◆ Given task
Copy out every record below, word for word.

(Entries taken from a collection)
## BEGIN

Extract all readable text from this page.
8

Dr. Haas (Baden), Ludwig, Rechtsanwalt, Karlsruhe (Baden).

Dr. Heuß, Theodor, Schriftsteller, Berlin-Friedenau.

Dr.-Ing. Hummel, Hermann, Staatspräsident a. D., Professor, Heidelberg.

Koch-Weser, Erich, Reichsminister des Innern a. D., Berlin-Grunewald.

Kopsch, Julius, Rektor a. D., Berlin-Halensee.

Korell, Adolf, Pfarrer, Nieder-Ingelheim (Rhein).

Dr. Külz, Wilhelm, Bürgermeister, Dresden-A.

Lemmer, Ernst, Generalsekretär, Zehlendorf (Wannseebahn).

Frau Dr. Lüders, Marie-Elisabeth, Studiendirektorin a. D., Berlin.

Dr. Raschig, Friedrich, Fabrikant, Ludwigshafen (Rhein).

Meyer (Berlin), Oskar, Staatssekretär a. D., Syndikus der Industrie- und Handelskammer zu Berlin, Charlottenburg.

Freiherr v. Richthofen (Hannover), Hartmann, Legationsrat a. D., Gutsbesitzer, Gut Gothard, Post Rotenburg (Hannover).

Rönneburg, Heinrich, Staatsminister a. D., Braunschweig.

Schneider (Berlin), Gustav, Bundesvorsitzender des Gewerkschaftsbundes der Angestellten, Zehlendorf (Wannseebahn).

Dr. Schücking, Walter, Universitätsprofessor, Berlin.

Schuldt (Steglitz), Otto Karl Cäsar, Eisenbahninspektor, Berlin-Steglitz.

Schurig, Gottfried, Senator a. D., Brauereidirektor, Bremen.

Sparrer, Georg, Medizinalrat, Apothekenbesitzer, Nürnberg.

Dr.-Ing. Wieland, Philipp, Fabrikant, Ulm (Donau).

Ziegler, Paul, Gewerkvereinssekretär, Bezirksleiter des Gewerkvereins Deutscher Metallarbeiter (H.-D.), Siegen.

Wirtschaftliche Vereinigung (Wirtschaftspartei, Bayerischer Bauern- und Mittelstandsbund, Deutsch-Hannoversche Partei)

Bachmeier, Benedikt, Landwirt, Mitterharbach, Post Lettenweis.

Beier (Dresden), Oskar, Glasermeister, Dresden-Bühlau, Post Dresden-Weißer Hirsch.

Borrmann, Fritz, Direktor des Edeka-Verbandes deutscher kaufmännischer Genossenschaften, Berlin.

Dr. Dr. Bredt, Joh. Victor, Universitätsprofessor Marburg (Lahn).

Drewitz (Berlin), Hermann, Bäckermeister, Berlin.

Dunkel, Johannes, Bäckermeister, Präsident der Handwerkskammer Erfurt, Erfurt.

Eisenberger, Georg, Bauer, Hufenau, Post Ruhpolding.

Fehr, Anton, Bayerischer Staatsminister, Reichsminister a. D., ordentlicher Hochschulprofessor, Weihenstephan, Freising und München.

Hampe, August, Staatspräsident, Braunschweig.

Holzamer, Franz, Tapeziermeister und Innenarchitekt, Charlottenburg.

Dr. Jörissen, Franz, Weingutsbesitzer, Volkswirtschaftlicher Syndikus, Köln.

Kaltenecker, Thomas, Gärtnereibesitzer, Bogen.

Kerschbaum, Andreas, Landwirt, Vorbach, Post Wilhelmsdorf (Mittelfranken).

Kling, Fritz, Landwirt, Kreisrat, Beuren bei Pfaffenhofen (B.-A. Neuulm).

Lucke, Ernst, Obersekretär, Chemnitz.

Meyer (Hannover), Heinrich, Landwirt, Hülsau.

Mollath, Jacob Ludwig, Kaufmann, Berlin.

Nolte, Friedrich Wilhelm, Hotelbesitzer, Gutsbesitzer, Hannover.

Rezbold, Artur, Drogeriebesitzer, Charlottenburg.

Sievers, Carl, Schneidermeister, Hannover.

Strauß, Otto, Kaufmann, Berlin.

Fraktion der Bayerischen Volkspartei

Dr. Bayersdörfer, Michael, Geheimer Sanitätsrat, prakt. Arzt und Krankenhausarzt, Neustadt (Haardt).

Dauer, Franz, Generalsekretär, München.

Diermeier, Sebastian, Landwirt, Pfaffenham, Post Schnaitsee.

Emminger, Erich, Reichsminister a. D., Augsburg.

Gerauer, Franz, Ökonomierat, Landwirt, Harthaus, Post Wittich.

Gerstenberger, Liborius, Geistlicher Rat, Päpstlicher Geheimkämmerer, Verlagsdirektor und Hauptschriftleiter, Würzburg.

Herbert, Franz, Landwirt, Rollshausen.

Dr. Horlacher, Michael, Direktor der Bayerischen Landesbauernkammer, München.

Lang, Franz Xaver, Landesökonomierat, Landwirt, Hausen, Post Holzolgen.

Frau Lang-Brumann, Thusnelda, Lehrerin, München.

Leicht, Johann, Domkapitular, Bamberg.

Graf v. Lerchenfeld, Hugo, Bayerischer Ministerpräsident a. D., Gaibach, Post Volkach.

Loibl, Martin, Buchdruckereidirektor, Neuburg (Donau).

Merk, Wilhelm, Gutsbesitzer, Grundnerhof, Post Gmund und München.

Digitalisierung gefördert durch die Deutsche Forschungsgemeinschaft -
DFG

## END

◆ Full solution
Extract all readable text from this page.
8

Dr. Haas (Baden), Ludwig, Rechtsanwalt, Karlsruhe (Baden).

Dr. Heuß, Theodor, Schriftsteller, Berlin-Friedenau.

Dr.-Ing. Hummel, Hermann, Staatspräsident a. D., Professor, Heidelberg.

Koch-Weser, Erich, Reichsminister des Innern a. D., Berlin-Grunewald.

Kopsch, Julius, Rektor a. D., Berlin-Halensee.

Korell, Adolf, Pfarrer, Nieder-Ingelheim (Rhein).

Dr. Külz, Wilhelm, Bürgermeister, Dresden-A.

Lemmer, Ernst, Generalsekretär, Zehlendorf (Wannseebahn).

Frau Dr. Lüders, Marie-Elisabeth, Studiendirektorin a. D., Berlin.

Dr. Raschig, Friedrich, Fabrikant, Ludwigshafen (Rhein).

Meyer (Berlin), Oskar, Staatssekretär a. D., Syndikus der Industrie- und Handelskammer zu Berlin, Charlottenburg.

Freiherr v. Richthofen (Hannover), Hartmann, Legationsrat a. D., Gutsbesitzer, Gut Gothard, Post Rotenburg (Hannover).

Rönneburg, Heinrich, Staatsminister a. D., Braunschweig.

Schneider (Berlin), Gustav, Bundesvorsitzender des Gewerkschaftsbundes der Angestellten, Zehlendorf (Wannseebahn).

Dr. Schücking, Walter, Universitätsprofessor, Berlin.

Schuldt (Steglitz), Otto Karl Cäsar, Eisenbahninspektor, Berlin-Steglitz.

Schurig, Gottfried, Senator a. D., Brauereidirektor, Bremen.

Sparrer, Georg, Medizinalrat, Apothekenbesitzer, Nürnberg.

Dr.-Ing. Wieland, Philipp, Fabrikant, Ulm (Donau).

Ziegler, Paul, Gewerkvereinssekretär, Bezirksleiter des Gewerkvereins Deutscher Metallarbeiter (H.-D.), Siegen.

Wirtschaftliche Vereinigung (Wirtschaftspartei, Bayerischer Bauern- und Mittelstandsbund, Deutsch-Hannoversche Partei)

Bachmeier, Benedikt, Landwirt, Mitterharbach, Post Lettenweis.

Beier (Dresden), Oskar, Glasermeister, Dresden-Bühlau, Post Dresden-Weißer Hirsch.

Borrmann, Fritz, Direktor des Edeka-Verbandes deutscher kaufmännischer Genossenschaften, Berlin.

Dr. Dr. Bredt, Joh. Victor, Universitätsprofessor Marburg (Lahn).

Drewitz (Berlin), Hermann, Bäckermeister, Berlin.

Dunkel, Johannes, Bäckermeister, Präsident der Handwerkskammer Erfurt, Erfurt.

Eisenberger, Georg, Bauer, Hufenau, Post Ruhpolding.

Fehr, Anton, Bayerischer Staatsminister, Reichsminister a. D., ordentlicher Hochschulprofessor, Weihenstephan, Freising und München.

Hampe, August, Staatspräsident, Braunschweig.

Holzamer, Franz, Tapeziermeister und Innenarchitekt, Charlottenburg.

Dr. Jörissen, Franz, Weingutsbesitzer, Volkswirtschaftlicher Syndikus, Köln.

Kaltenecker, Thomas, Gärtnereibesitzer, Bogen.

Kerschbaum, Andreas, Landwirt, Vorbach, Post Wilhelmsdorf (Mittelfranken).

Kling, Fritz, Landwirt, Kreisrat, Beuren bei Pfaffenhofen (B.-A. Neuulm).

Lucke, Ernst, Obersekretär, Chemnitz.

Meyer (Hannover), Heinrich, Landwirt, Hülsau.

Mollath, Jacob Ludwig, Kaufmann, Berlin.

Nolte, Friedrich Wilhelm, Hotelbesitzer, Gutsbesitzer, Hannover.

Rezbold, Artur, Drogeriebesitzer, Charlottenburg.

Sievers, Carl, Schneidermeister, Hannover.

Strauß, Otto, Kaufmann, Berlin.

Fraktion der Bayerischen Volkspartei

Dr. Bayersdörfer, Michael, Geheimer Sanitätsrat, prakt. Arzt und Krankenhausarzt, Neustadt (Haardt).

Dauer, Franz, Generalsekretär, München.

Diermeier, Sebastian, Landwirt, Pfaffenham, Post Schnaitsee.

Emminger, Erich, Reichsminister a. D., Augsburg.

Gerauer, Franz, Ökonomierat, Landwirt, Harthaus, Post Wittich.

Gerstenberger, Liborius, Geistlicher Rat, Päpstlicher Geheimkämmerer, Verlagsdirektor und Hauptschriftleiter, Würzburg.

Herbert, Franz, Landwirt, Rollshausen.

Dr. Horlacher, Michael, Direktor der Bayerischen Landesbauernkammer, München.

Lang, Franz Xaver, Landesökonomierat, Landwirt, Hausen, Post Holzolgen.

Frau Lang-Brumann, Thusnelda, Lehrerin, München.

Leicht, Johann, Domkapitular, Bamberg.

Graf v. Lerchenfeld, Hugo, Bayerischer Ministerpräsident a. D., Gaibach, Post Volkach.

Loibl, Martin, Buchdruckereidirektor, Neuburg (Donau).

Merk, Wilhelm, Gutsbesitzer, Grundnerhof, Post Gmund und München.

Digitalisierung gefördert durch die Deutsche Forschungsgemeinschaft -
DFG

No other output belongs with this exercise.